Stored records
+ + + + + + +

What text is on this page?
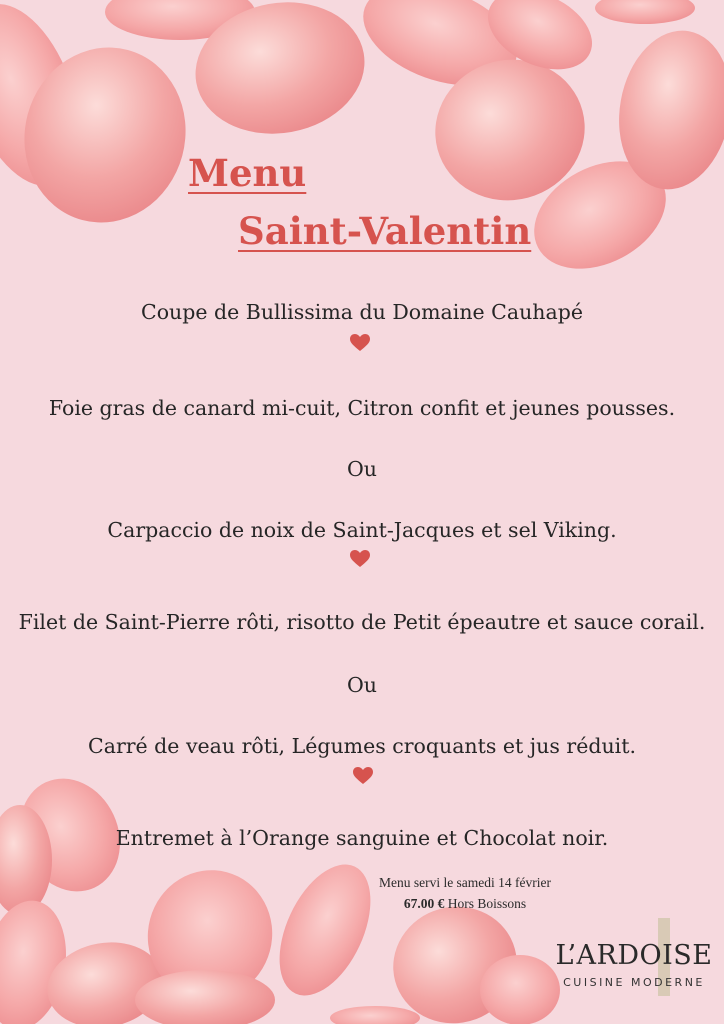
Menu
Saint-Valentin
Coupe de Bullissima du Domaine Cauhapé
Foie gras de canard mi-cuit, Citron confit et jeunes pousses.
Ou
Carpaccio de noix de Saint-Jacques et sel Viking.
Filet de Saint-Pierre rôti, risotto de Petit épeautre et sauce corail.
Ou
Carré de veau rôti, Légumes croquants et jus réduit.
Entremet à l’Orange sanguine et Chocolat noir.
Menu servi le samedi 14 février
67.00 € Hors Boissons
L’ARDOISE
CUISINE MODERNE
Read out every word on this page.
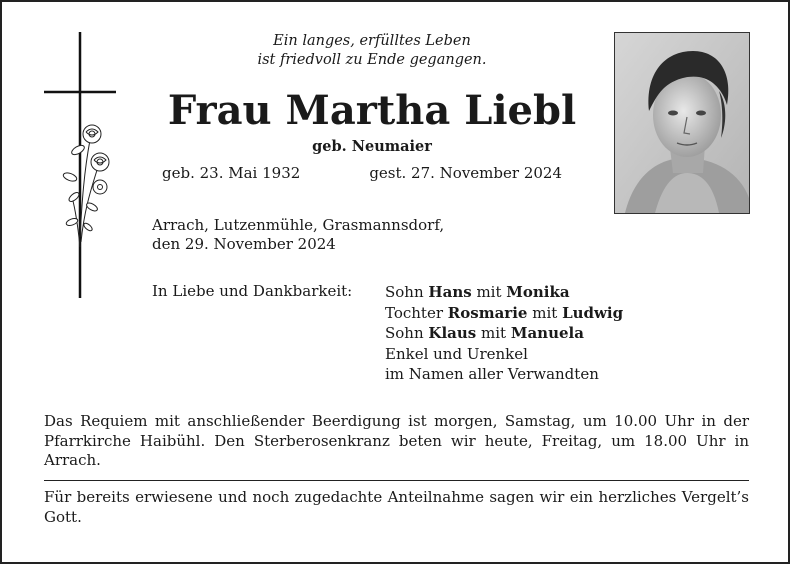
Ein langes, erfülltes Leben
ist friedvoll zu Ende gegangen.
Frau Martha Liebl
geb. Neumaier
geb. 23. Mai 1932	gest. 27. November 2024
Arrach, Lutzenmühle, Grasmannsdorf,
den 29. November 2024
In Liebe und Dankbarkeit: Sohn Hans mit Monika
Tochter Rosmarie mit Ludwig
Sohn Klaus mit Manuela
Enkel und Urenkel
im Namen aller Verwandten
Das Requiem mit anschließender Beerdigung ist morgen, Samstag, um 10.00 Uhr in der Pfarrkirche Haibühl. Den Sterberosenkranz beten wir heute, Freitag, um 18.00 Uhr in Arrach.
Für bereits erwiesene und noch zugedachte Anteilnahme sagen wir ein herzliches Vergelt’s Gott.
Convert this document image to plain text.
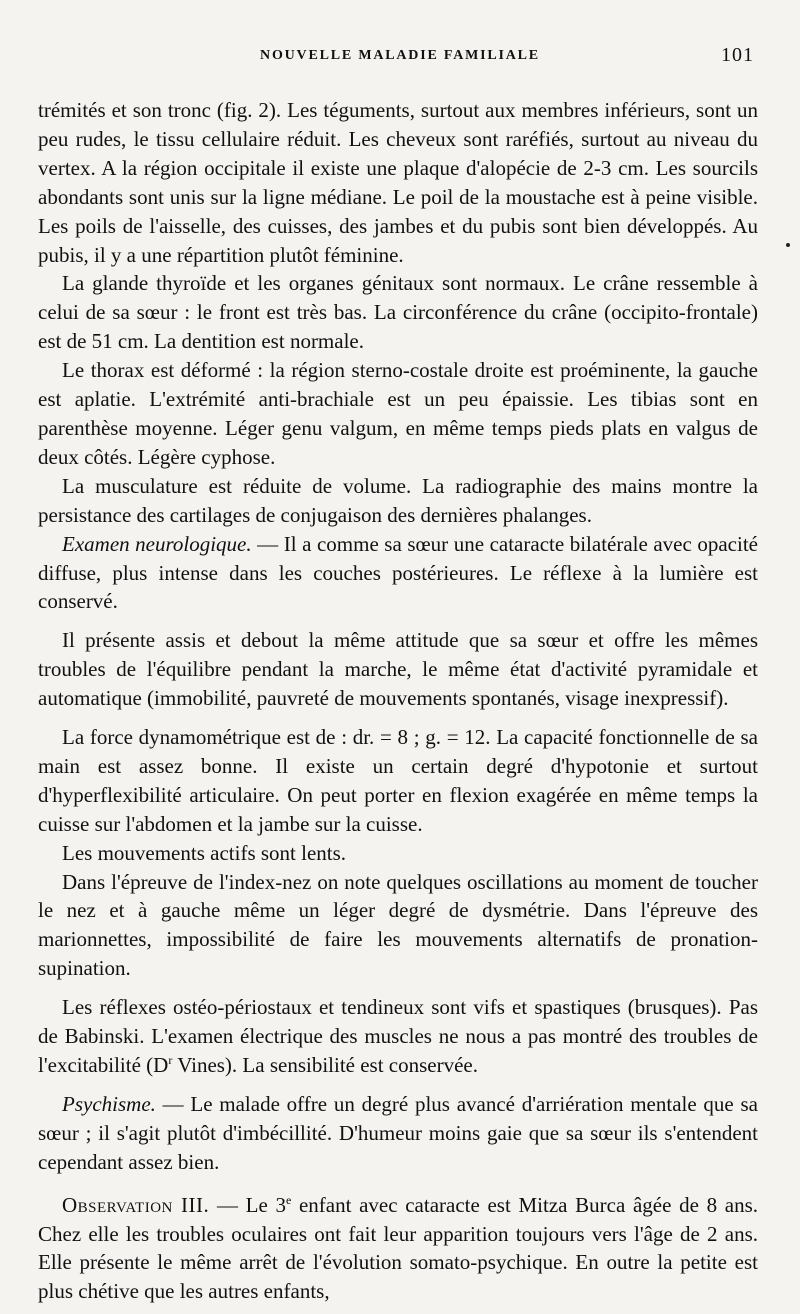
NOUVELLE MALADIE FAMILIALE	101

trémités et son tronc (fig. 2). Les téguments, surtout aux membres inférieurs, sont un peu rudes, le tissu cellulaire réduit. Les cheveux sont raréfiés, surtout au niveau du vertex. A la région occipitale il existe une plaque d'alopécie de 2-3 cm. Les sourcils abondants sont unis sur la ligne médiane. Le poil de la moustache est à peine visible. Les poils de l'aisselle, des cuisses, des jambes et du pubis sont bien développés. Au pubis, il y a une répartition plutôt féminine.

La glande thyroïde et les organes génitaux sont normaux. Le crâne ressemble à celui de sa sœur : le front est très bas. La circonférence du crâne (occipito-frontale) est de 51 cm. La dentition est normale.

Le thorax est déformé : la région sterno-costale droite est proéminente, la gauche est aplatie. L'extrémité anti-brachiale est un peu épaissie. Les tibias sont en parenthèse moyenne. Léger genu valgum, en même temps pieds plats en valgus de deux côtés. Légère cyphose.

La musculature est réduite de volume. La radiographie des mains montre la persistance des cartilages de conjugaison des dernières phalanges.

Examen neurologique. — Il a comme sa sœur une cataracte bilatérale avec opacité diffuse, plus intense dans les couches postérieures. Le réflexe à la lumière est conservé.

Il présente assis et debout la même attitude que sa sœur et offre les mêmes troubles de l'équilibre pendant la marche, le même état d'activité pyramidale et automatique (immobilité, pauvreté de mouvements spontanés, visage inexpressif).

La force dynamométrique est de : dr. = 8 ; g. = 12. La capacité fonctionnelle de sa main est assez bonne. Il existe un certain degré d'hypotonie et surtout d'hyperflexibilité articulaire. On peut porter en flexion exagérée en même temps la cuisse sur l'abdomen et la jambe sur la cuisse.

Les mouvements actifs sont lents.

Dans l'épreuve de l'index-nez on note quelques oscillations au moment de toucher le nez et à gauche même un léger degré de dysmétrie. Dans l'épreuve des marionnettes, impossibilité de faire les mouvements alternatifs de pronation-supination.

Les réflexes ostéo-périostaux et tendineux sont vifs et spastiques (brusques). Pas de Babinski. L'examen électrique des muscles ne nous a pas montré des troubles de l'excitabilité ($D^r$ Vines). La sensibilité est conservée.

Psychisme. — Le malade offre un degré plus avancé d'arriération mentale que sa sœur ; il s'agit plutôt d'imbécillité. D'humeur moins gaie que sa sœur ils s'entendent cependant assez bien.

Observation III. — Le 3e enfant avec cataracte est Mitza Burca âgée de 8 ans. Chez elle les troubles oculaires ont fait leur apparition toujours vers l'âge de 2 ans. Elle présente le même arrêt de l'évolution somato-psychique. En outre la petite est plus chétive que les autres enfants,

+ + + + + + +

### Task prompt
Make a verbatim copy of all the entries and strip out the pictures.

### Reply
What text is on this page?
Menu
Saint-Valentin
Coupe de Bullissima du Domaine Cauhapé
Foie gras de canard mi-cuit, Citron confit et jeunes pousses.
Ou
Carpaccio de noix de Saint-Jacques et sel Viking.
Filet de Saint-Pierre rôti, risotto de Petit épeautre et sauce corail.
Ou
Carré de veau rôti, Légumes croquants et jus réduit.
Entremet à l’Orange sanguine et Chocolat noir.
Menu servi le samedi 14 février
67.00 € Hors Boissons
L’ARDOISE
CUISINE MODERNE
Read out every word on this page.
Ein langes, erfülltes Leben
ist friedvoll zu Ende gegangen.
Frau Martha Liebl
geb. Neumaier
geb. 23. Mai 1932	gest. 27. November 2024
Arrach, Lutzenmühle, Grasmannsdorf,
den 29. November 2024
In Liebe und Dankbarkeit: Sohn Hans mit Monika
Tochter Rosmarie mit Ludwig
Sohn Klaus mit Manuela
Enkel und Urenkel
im Namen aller Verwandten
Das Requiem mit anschließender Beerdigung ist morgen, Samstag, um 10.00 Uhr in der Pfarrkirche Haibühl. Den Sterberosenkranz beten wir heute, Freitag, um 18.00 Uhr in Arrach.
Für bereits erwiesene und noch zugedachte Anteilnahme sagen wir ein herzliches Vergelt’s Gott.
Convert this document image to plain text.
NOUVELLE MALADIE FAMILIALE	101

trémités et son tronc (fig. 2). Les téguments, surtout aux membres inférieurs, sont un peu rudes, le tissu cellulaire réduit. Les cheveux sont raréfiés, surtout au niveau du vertex. A la région occipitale il existe une plaque d'alopécie de 2-3 cm. Les sourcils abondants sont unis sur la ligne médiane. Le poil de la moustache est à peine visible. Les poils de l'aisselle, des cuisses, des jambes et du pubis sont bien développés. Au pubis, il y a une répartition plutôt féminine.

La glande thyroïde et les organes génitaux sont normaux. Le crâne ressemble à celui de sa sœur : le front est très bas. La circonférence du crâne (occipito-frontale) est de 51 cm. La dentition est normale.

Le thorax est déformé : la région sterno-costale droite est proéminente, la gauche est aplatie. L'extrémité anti-brachiale est un peu épaissie. Les tibias sont en parenthèse moyenne. Léger genu valgum, en même temps pieds plats en valgus de deux côtés. Légère cyphose.

La musculature est réduite de volume. La radiographie des mains montre la persistance des cartilages de conjugaison des dernières phalanges.

Examen neurologique. — Il a comme sa sœur une cataracte bilatérale avec opacité diffuse, plus intense dans les couches postérieures. Le réflexe à la lumière est conservé.

Il présente assis et debout la même attitude que sa sœur et offre les mêmes troubles de l'équilibre pendant la marche, le même état d'activité pyramidale et automatique (immobilité, pauvreté de mouvements spontanés, visage inexpressif).

La force dynamométrique est de : dr. = 8 ; g. = 12. La capacité fonctionnelle de sa main est assez bonne. Il existe un certain degré d'hypotonie et surtout d'hyperflexibilité articulaire. On peut porter en flexion exagérée en même temps la cuisse sur l'abdomen et la jambe sur la cuisse.

Les mouvements actifs sont lents.

Dans l'épreuve de l'index-nez on note quelques oscillations au moment de toucher le nez et à gauche même un léger degré de dysmétrie. Dans l'épreuve des marionnettes, impossibilité de faire les mouvements alternatifs de pronation-supination.

Les réflexes ostéo-périostaux et tendineux sont vifs et spastiques (brusques). Pas de Babinski. L'examen électrique des muscles ne nous a pas montré des troubles de l'excitabilité ($D^r$ Vines). La sensibilité est conservée.

Psychisme. — Le malade offre un degré plus avancé d'arriération mentale que sa sœur ; il s'agit plutôt d'imbécillité. D'humeur moins gaie que sa sœur ils s'entendent cependant assez bien.

Observation III. — Le 3e enfant avec cataracte est Mitza Burca âgée de 8 ans. Chez elle les troubles oculaires ont fait leur apparition toujours vers l'âge de 2 ans. Elle présente le même arrêt de l'évolution somato-psychique. En outre la petite est plus chétive que les autres enfants,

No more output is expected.